━━━ EXCERPTED RECORDS

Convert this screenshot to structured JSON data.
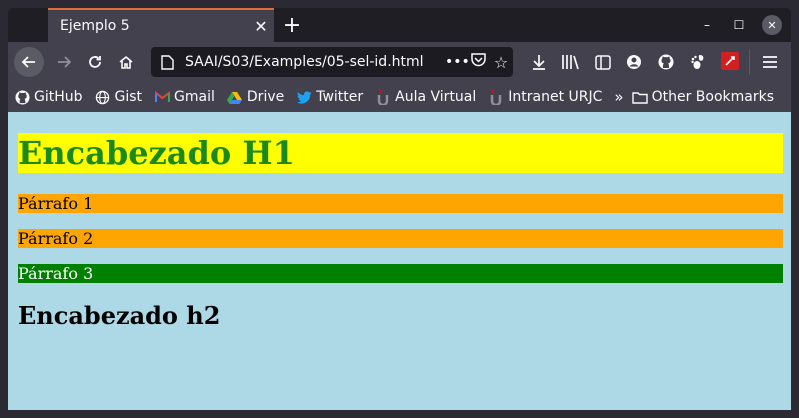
{
  "browser": {
    "tab_title": "Ejemplo 5",
    "tab_close": "✕",
    "new_tab": "+",
    "url": "SAAI/S03/Examples/05-sel-id.html",
    "url_more": "•••",
    "win_min": "–",
    "win_max": "☐",
    "win_close": "✕"
  },
  "bookmarks": [
    {
      "label": "GitHub",
      "icon": "github-icon"
    },
    {
      "label": "Gist",
      "icon": "globe-icon"
    },
    {
      "label": "Gmail",
      "icon": "gmail-icon"
    },
    {
      "label": "Drive",
      "icon": "drive-icon"
    },
    {
      "label": "Twitter",
      "icon": "twitter-icon"
    },
    {
      "label": "Aula Virtual",
      "icon": "urjc-icon"
    },
    {
      "label": "Intranet URJC",
      "icon": "urjc-icon"
    },
    {
      "label": "Other Bookmarks",
      "icon": "folder-icon"
    }
  ],
  "page": {
    "h1": "Encabezado H1",
    "p1": "Párrafo 1",
    "p2": "Párrafo 2",
    "p3": "Párrafo 3",
    "h2": "Encabezado h2"
  },
  "colors": {
    "page_bg": "#add8e6",
    "h1_bg": "#ffff00",
    "h1_text": "#008000",
    "p_orange": "#ffa500",
    "p_green": "#008000"
  }
}
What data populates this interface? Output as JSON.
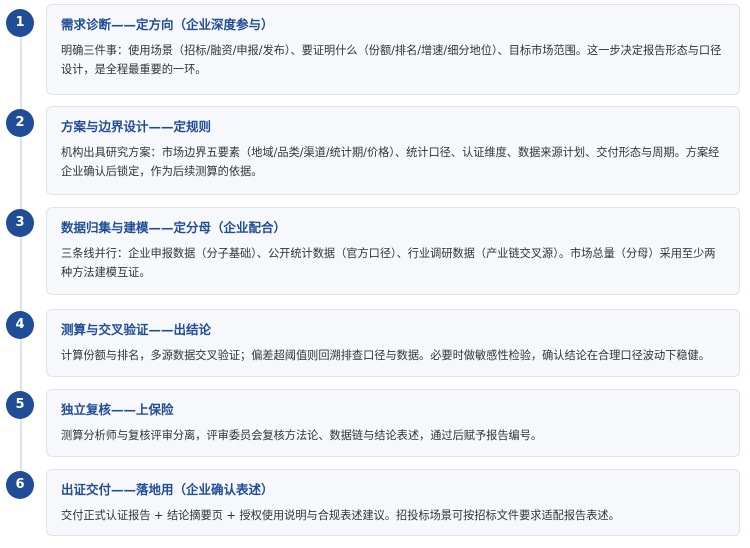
{
  "steps": [
    {
      "num": "1",
      "title": "需求诊断——定方向（企业深度参与）",
      "desc": "明确三件事：使用场景（招标/融资/申报/发布）、要证明什么（份额/排名/增速/细分地位）、目标市场范围。这一步决定报告形态与口径设计，是全程最重要的一环。"
    },
    {
      "num": "2",
      "title": "方案与边界设计——定规则",
      "desc": "机构出具研究方案：市场边界五要素（地域/品类/渠道/统计期/价格）、统计口径、认证维度、数据来源计划、交付形态与周期。方案经企业确认后锁定，作为后续测算的依据。"
    },
    {
      "num": "3",
      "title": "数据归集与建模——定分母（企业配合）",
      "desc": "三条线并行：企业申报数据（分子基础）、公开统计数据（官方口径）、行业调研数据（产业链交叉源）。市场总量（分母）采用至少两种方法建模互证。"
    },
    {
      "num": "4",
      "title": "测算与交叉验证——出结论",
      "desc": "计算份额与排名，多源数据交叉验证；偏差超阈值则回溯排查口径与数据。必要时做敏感性检验，确认结论在合理口径波动下稳健。"
    },
    {
      "num": "5",
      "title": "独立复核——上保险",
      "desc": "测算分析师与复核评审分离，评审委员会复核方法论、数据链与结论表述，通过后赋予报告编号。"
    },
    {
      "num": "6",
      "title": "出证交付——落地用（企业确认表述）",
      "desc": "交付正式认证报告 + 结论摘要页 + 授权使用说明与合规表述建议。招投标场景可按招标文件要求适配报告表述。"
    }
  ]
}
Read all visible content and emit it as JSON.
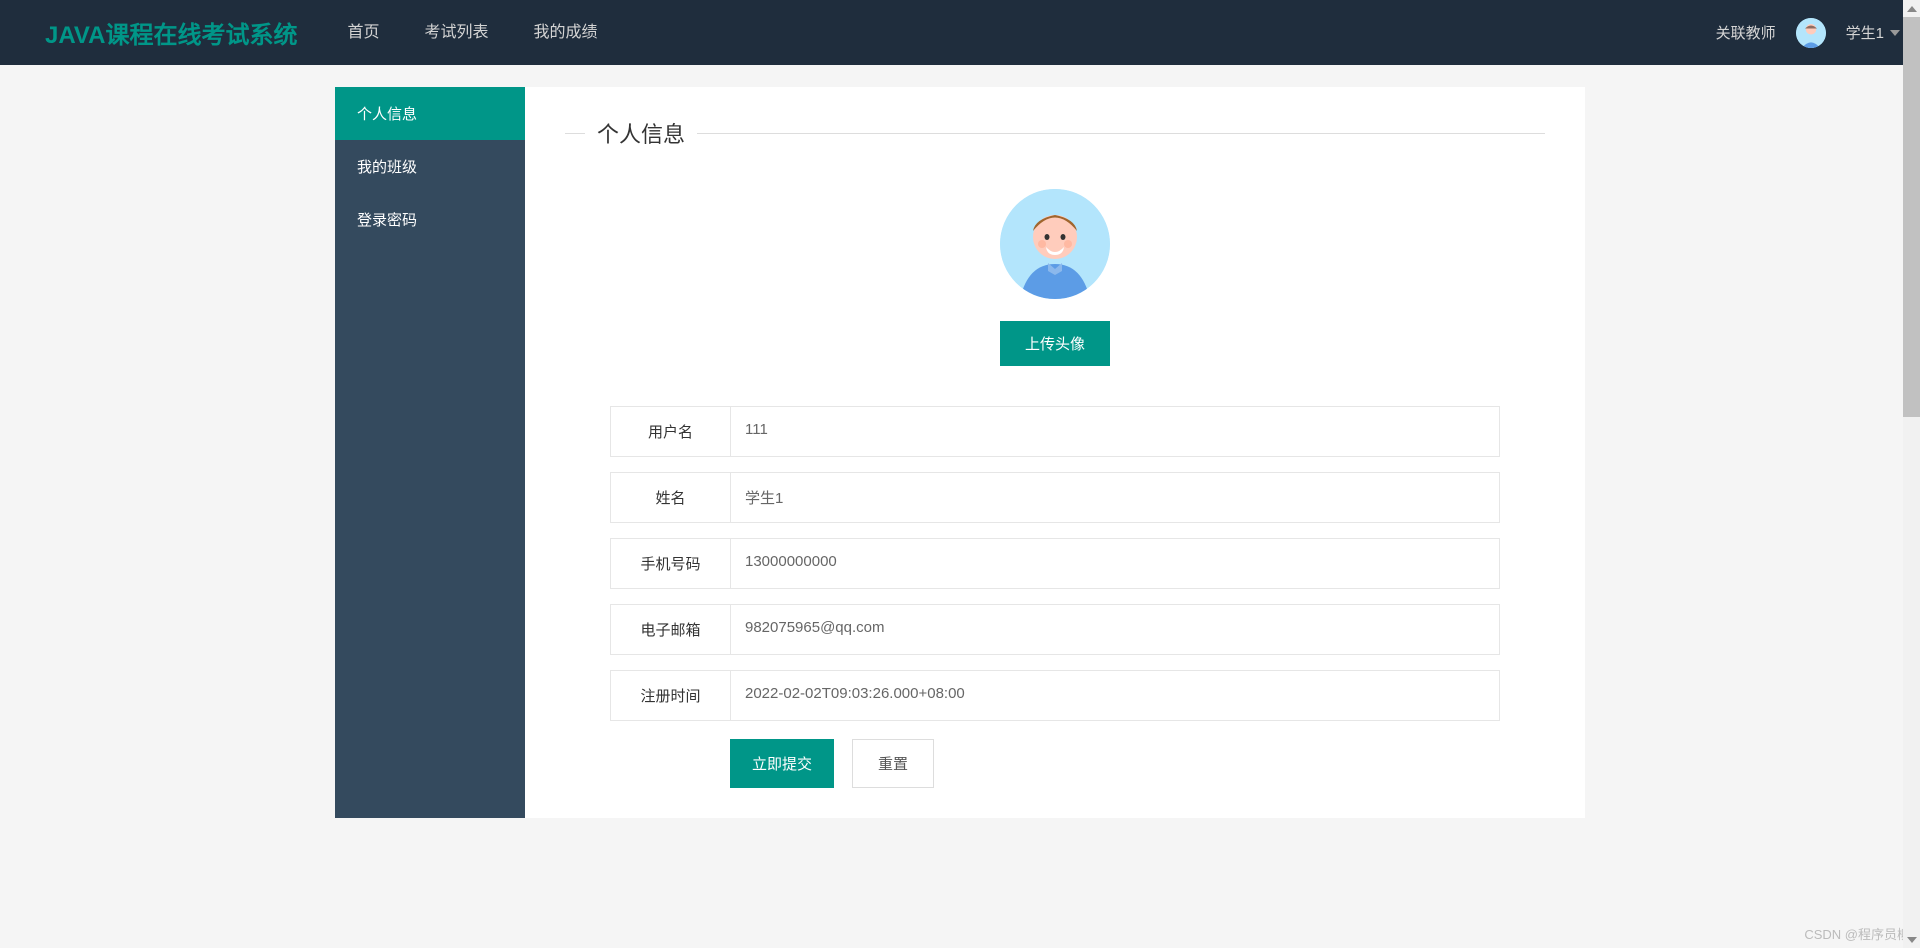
{
  "brand": "JAVA课程在线考试系统",
  "nav": {
    "items": [
      "首页",
      "考试列表",
      "我的成绩"
    ],
    "associate_teacher": "关联教师",
    "username": "学生1"
  },
  "sidebar": {
    "items": [
      {
        "label": "个人信息",
        "active": true
      },
      {
        "label": "我的班级",
        "active": false
      },
      {
        "label": "登录密码",
        "active": false
      }
    ]
  },
  "page": {
    "title": "个人信息",
    "upload_avatar": "上传头像",
    "fields": [
      {
        "label": "用户名",
        "value": "111"
      },
      {
        "label": "姓名",
        "value": "学生1"
      },
      {
        "label": "手机号码",
        "value": "13000000000"
      },
      {
        "label": "电子邮箱",
        "value": "982075965@qq.com"
      },
      {
        "label": "注册时间",
        "value": "2022-02-02T09:03:26.000+08:00"
      }
    ],
    "submit": "立即提交",
    "reset": "重置"
  },
  "watermark": "CSDN @程序员柳"
}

━━━━━━

:: SHORT EXERCISE ::
Without the pictures, reproduce every line of the records above exactly.

:: CORRECT RESPONSE ::
Convert this screenshot to structured JSON data.
{
  "browser": {
    "tab_title": "Ejemplo 5",
    "tab_close": "✕",
    "new_tab": "+",
    "url": "SAAI/S03/Examples/05-sel-id.html",
    "url_more": "•••",
    "win_min": "–",
    "win_max": "☐",
    "win_close": "✕"
  },
  "bookmarks": [
    {
      "label": "GitHub",
      "icon": "github-icon"
    },
    {
      "label": "Gist",
      "icon": "globe-icon"
    },
    {
      "label": "Gmail",
      "icon": "gmail-icon"
    },
    {
      "label": "Drive",
      "icon": "drive-icon"
    },
    {
      "label": "Twitter",
      "icon": "twitter-icon"
    },
    {
      "label": "Aula Virtual",
      "icon": "urjc-icon"
    },
    {
      "label": "Intranet URJC",
      "icon": "urjc-icon"
    },
    {
      "label": "Other Bookmarks",
      "icon": "folder-icon"
    }
  ],
  "page": {
    "h1": "Encabezado H1",
    "p1": "Párrafo 1",
    "p2": "Párrafo 2",
    "p3": "Párrafo 3",
    "h2": "Encabezado h2"
  },
  "colors": {
    "page_bg": "#add8e6",
    "h1_bg": "#ffff00",
    "h1_text": "#008000",
    "p_orange": "#ffa500",
    "p_green": "#008000"
  }
}
What data populates this interface? Output as JSON.
{
  "steps": [
    {
      "num": "1",
      "title": "需求诊断——定方向（企业深度参与）",
      "desc": "明确三件事：使用场景（招标/融资/申报/发布）、要证明什么（份额/排名/增速/细分地位）、目标市场范围。这一步决定报告形态与口径设计，是全程最重要的一环。"
    },
    {
      "num": "2",
      "title": "方案与边界设计——定规则",
      "desc": "机构出具研究方案：市场边界五要素（地域/品类/渠道/统计期/价格）、统计口径、认证维度、数据来源计划、交付形态与周期。方案经企业确认后锁定，作为后续测算的依据。"
    },
    {
      "num": "3",
      "title": "数据归集与建模——定分母（企业配合）",
      "desc": "三条线并行：企业申报数据（分子基础）、公开统计数据（官方口径）、行业调研数据（产业链交叉源）。市场总量（分母）采用至少两种方法建模互证。"
    },
    {
      "num": "4",
      "title": "测算与交叉验证——出结论",
      "desc": "计算份额与排名，多源数据交叉验证；偏差超阈值则回溯排查口径与数据。必要时做敏感性检验，确认结论在合理口径波动下稳健。"
    },
    {
      "num": "5",
      "title": "独立复核——上保险",
      "desc": "测算分析师与复核评审分离，评审委员会复核方法论、数据链与结论表述，通过后赋予报告编号。"
    },
    {
      "num": "6",
      "title": "出证交付——落地用（企业确认表述）",
      "desc": "交付正式认证报告 + 结论摘要页 + 授权使用说明与合规表述建议。招投标场景可按招标文件要求适配报告表述。"
    }
  ]
}
Read all visible content and emit it as JSON.
{
  "brand": "JAVA课程在线考试系统",
  "nav": {
    "items": [
      "首页",
      "考试列表",
      "我的成绩"
    ],
    "associate_teacher": "关联教师",
    "username": "学生1"
  },
  "sidebar": {
    "items": [
      {
        "label": "个人信息",
        "active": true
      },
      {
        "label": "我的班级",
        "active": false
      },
      {
        "label": "登录密码",
        "active": false
      }
    ]
  },
  "page": {
    "title": "个人信息",
    "upload_avatar": "上传头像",
    "fields": [
      {
        "label": "用户名",
        "value": "111"
      },
      {
        "label": "姓名",
        "value": "学生1"
      },
      {
        "label": "手机号码",
        "value": "13000000000"
      },
      {
        "label": "电子邮箱",
        "value": "982075965@qq.com"
      },
      {
        "label": "注册时间",
        "value": "2022-02-02T09:03:26.000+08:00"
      }
    ],
    "submit": "立即提交",
    "reset": "重置"
  },
  "watermark": "CSDN @程序员柳"
}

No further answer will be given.